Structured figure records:
begin

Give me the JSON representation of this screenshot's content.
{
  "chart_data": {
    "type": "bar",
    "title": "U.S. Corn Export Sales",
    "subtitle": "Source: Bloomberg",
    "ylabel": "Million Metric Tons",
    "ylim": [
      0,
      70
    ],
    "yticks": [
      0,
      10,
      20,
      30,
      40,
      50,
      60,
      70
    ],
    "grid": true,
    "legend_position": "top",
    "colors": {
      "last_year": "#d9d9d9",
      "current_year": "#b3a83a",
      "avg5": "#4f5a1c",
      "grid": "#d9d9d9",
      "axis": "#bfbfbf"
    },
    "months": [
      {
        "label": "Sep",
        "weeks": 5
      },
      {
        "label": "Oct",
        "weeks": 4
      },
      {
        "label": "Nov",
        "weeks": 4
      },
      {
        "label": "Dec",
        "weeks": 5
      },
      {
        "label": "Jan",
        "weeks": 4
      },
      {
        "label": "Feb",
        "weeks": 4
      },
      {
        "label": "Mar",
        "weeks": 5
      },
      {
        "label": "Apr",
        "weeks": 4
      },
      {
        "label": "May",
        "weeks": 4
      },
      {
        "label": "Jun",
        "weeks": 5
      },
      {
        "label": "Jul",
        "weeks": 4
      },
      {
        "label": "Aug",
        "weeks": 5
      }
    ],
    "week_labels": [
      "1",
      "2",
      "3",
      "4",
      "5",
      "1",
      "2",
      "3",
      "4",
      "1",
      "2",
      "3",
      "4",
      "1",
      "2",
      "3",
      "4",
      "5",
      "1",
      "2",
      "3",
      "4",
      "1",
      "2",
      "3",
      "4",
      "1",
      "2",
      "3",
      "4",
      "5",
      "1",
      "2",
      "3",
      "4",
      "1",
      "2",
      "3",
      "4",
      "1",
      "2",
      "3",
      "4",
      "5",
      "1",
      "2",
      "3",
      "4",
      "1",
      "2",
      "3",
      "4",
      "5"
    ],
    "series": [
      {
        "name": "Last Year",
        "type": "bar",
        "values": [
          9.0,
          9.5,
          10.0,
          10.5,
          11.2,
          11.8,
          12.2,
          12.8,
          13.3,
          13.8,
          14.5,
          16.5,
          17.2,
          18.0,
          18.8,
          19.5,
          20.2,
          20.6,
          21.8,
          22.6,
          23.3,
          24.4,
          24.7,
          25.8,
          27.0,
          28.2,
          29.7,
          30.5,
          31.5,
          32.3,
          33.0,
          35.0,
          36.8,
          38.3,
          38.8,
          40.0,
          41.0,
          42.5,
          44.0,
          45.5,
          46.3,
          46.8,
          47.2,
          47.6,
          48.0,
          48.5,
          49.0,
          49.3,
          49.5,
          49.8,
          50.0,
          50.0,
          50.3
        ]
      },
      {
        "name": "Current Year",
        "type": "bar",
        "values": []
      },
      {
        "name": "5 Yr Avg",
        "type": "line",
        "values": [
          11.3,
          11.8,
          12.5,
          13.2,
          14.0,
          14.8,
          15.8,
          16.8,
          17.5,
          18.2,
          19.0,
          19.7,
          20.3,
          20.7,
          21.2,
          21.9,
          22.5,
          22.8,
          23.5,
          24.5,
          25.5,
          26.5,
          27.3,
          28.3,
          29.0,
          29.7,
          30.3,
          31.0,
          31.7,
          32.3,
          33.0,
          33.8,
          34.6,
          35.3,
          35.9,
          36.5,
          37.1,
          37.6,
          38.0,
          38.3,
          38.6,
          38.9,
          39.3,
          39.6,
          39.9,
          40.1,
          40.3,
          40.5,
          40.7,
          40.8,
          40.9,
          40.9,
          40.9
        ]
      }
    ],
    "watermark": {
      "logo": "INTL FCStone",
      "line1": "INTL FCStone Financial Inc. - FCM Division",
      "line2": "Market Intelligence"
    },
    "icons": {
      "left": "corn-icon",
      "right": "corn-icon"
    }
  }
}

end

Locate each line with the word "FCStone" and copy it.

**TASK RESULT**
      "logo": "INTL FCStone",
      "line1": "INTL FCStone Financial Inc. - FCM Division",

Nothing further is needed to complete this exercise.